_ENTRIES_.
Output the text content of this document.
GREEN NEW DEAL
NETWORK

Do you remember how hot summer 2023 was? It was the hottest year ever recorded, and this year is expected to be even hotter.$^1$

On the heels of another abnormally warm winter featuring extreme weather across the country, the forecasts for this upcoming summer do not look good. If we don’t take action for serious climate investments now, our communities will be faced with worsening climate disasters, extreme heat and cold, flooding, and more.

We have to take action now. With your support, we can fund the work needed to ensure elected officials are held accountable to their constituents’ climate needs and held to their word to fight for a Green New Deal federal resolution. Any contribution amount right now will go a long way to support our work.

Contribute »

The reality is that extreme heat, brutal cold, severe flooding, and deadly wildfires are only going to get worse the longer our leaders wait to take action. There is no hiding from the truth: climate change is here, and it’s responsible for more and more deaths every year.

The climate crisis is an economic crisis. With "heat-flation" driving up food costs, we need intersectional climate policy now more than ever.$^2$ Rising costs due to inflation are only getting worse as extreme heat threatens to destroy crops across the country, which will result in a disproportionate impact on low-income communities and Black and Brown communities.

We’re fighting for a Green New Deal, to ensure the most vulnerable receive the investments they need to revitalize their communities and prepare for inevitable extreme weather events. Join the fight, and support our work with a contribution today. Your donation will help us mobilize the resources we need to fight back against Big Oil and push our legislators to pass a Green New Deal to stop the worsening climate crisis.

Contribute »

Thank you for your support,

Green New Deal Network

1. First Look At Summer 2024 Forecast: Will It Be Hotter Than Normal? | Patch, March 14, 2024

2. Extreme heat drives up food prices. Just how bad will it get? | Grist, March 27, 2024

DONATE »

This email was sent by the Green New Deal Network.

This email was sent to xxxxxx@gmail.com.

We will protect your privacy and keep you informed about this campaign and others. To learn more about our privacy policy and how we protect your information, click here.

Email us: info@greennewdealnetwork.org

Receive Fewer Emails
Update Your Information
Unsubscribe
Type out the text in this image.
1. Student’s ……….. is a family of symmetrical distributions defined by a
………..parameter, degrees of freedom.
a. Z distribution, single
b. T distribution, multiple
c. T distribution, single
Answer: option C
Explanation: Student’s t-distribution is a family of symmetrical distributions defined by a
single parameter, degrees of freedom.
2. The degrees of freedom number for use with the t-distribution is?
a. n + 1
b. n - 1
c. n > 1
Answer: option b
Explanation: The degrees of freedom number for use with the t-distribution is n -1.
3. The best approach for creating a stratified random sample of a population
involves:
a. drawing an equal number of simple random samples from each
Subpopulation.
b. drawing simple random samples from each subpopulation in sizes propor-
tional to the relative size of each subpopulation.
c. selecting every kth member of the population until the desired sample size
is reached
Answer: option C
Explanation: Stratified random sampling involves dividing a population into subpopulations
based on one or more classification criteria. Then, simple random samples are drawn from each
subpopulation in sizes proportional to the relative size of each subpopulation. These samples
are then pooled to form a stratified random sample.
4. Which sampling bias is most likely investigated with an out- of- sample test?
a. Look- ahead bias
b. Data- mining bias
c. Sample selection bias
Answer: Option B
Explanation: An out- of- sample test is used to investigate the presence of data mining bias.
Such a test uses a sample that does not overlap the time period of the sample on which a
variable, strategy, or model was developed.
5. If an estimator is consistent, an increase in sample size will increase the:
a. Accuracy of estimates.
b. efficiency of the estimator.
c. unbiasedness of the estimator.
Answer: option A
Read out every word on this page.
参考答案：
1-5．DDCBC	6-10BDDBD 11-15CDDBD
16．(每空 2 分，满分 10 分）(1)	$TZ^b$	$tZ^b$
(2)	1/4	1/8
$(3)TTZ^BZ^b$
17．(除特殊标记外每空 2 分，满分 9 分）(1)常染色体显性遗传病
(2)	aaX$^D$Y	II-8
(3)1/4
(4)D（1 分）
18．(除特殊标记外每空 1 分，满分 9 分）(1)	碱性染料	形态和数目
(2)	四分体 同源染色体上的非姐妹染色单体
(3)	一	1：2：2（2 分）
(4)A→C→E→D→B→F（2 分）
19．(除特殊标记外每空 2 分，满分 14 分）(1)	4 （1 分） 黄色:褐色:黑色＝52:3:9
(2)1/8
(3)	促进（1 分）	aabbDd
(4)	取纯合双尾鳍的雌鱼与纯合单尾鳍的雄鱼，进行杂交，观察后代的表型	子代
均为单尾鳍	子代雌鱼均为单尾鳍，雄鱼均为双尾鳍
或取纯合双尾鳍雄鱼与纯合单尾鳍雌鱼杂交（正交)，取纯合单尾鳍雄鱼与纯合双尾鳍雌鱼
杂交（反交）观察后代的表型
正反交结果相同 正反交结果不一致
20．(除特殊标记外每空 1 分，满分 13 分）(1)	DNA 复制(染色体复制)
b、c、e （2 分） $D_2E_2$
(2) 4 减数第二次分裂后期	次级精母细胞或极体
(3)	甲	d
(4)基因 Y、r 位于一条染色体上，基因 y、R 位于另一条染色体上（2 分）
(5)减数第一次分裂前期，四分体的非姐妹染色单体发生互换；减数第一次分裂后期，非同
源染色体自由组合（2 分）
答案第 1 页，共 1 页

_WHAT THIS TASK INVOLVES_.
All of the records must be retyped exactly as they are.

_THE REPLY_.
Output the text content of this document.
GREEN NEW DEAL
NETWORK

Do you remember how hot summer 2023 was? It was the hottest year ever recorded, and this year is expected to be even hotter.$^1$

On the heels of another abnormally warm winter featuring extreme weather across the country, the forecasts for this upcoming summer do not look good. If we don’t take action for serious climate investments now, our communities will be faced with worsening climate disasters, extreme heat and cold, flooding, and more.

We have to take action now. With your support, we can fund the work needed to ensure elected officials are held accountable to their constituents’ climate needs and held to their word to fight for a Green New Deal federal resolution. Any contribution amount right now will go a long way to support our work.

Contribute »

The reality is that extreme heat, brutal cold, severe flooding, and deadly wildfires are only going to get worse the longer our leaders wait to take action. There is no hiding from the truth: climate change is here, and it’s responsible for more and more deaths every year.

The climate crisis is an economic crisis. With "heat-flation" driving up food costs, we need intersectional climate policy now more than ever.$^2$ Rising costs due to inflation are only getting worse as extreme heat threatens to destroy crops across the country, which will result in a disproportionate impact on low-income communities and Black and Brown communities.

We’re fighting for a Green New Deal, to ensure the most vulnerable receive the investments they need to revitalize their communities and prepare for inevitable extreme weather events. Join the fight, and support our work with a contribution today. Your donation will help us mobilize the resources we need to fight back against Big Oil and push our legislators to pass a Green New Deal to stop the worsening climate crisis.

Contribute »

Thank you for your support,

Green New Deal Network

1. First Look At Summer 2024 Forecast: Will It Be Hotter Than Normal? | Patch, March 14, 2024

2. Extreme heat drives up food prices. Just how bad will it get? | Grist, March 27, 2024

DONATE »

This email was sent by the Green New Deal Network.

This email was sent to xxxxxx@gmail.com.

We will protect your privacy and keep you informed about this campaign and others. To learn more about our privacy policy and how we protect your information, click here.

Email us: info@greennewdealnetwork.org

Receive Fewer Emails
Update Your Information
Unsubscribe
Type out the text in this image.
1. Student’s ……….. is a family of symmetrical distributions defined by a
………..parameter, degrees of freedom.
a. Z distribution, single
b. T distribution, multiple
c. T distribution, single
Answer: option C
Explanation: Student’s t-distribution is a family of symmetrical distributions defined by a
single parameter, degrees of freedom.
2. The degrees of freedom number for use with the t-distribution is?
a. n + 1
b. n - 1
c. n > 1
Answer: option b
Explanation: The degrees of freedom number for use with the t-distribution is n -1.
3. The best approach for creating a stratified random sample of a population
involves:
a. drawing an equal number of simple random samples from each
Subpopulation.
b. drawing simple random samples from each subpopulation in sizes propor-
tional to the relative size of each subpopulation.
c. selecting every kth member of the population until the desired sample size
is reached
Answer: option C
Explanation: Stratified random sampling involves dividing a population into subpopulations
based on one or more classification criteria. Then, simple random samples are drawn from each
subpopulation in sizes proportional to the relative size of each subpopulation. These samples
are then pooled to form a stratified random sample.
4. Which sampling bias is most likely investigated with an out- of- sample test?
a. Look- ahead bias
b. Data- mining bias
c. Sample selection bias
Answer: Option B
Explanation: An out- of- sample test is used to investigate the presence of data mining bias.
Such a test uses a sample that does not overlap the time period of the sample on which a
variable, strategy, or model was developed.
5. If an estimator is consistent, an increase in sample size will increase the:
a. Accuracy of estimates.
b. efficiency of the estimator.
c. unbiasedness of the estimator.
Answer: option A
Read out every word on this page.
参考答案：
1-5．DDCBC	6-10BDDBD 11-15CDDBD
16．(每空 2 分，满分 10 分）(1)	$TZ^b$	$tZ^b$
(2)	1/4	1/8
$(3)TTZ^BZ^b$
17．(除特殊标记外每空 2 分，满分 9 分）(1)常染色体显性遗传病
(2)	aaX$^D$Y	II-8
(3)1/4
(4)D（1 分）
18．(除特殊标记外每空 1 分，满分 9 分）(1)	碱性染料	形态和数目
(2)	四分体 同源染色体上的非姐妹染色单体
(3)	一	1：2：2（2 分）
(4)A→C→E→D→B→F（2 分）
19．(除特殊标记外每空 2 分，满分 14 分）(1)	4 （1 分） 黄色:褐色:黑色＝52:3:9
(2)1/8
(3)	促进（1 分）	aabbDd
(4)	取纯合双尾鳍的雌鱼与纯合单尾鳍的雄鱼，进行杂交，观察后代的表型	子代
均为单尾鳍	子代雌鱼均为单尾鳍，雄鱼均为双尾鳍
或取纯合双尾鳍雄鱼与纯合单尾鳍雌鱼杂交（正交)，取纯合单尾鳍雄鱼与纯合双尾鳍雌鱼
杂交（反交）观察后代的表型
正反交结果相同 正反交结果不一致
20．(除特殊标记外每空 1 分，满分 13 分）(1)	DNA 复制(染色体复制)
b、c、e （2 分） $D_2E_2$
(2) 4 减数第二次分裂后期	次级精母细胞或极体
(3)	甲	d
(4)基因 Y、r 位于一条染色体上，基因 y、R 位于另一条染色体上（2 分）
(5)减数第一次分裂前期，四分体的非姐妹染色单体发生互换；减数第一次分裂后期，非同
源染色体自由组合（2 分）
答案第 1 页，共 1 页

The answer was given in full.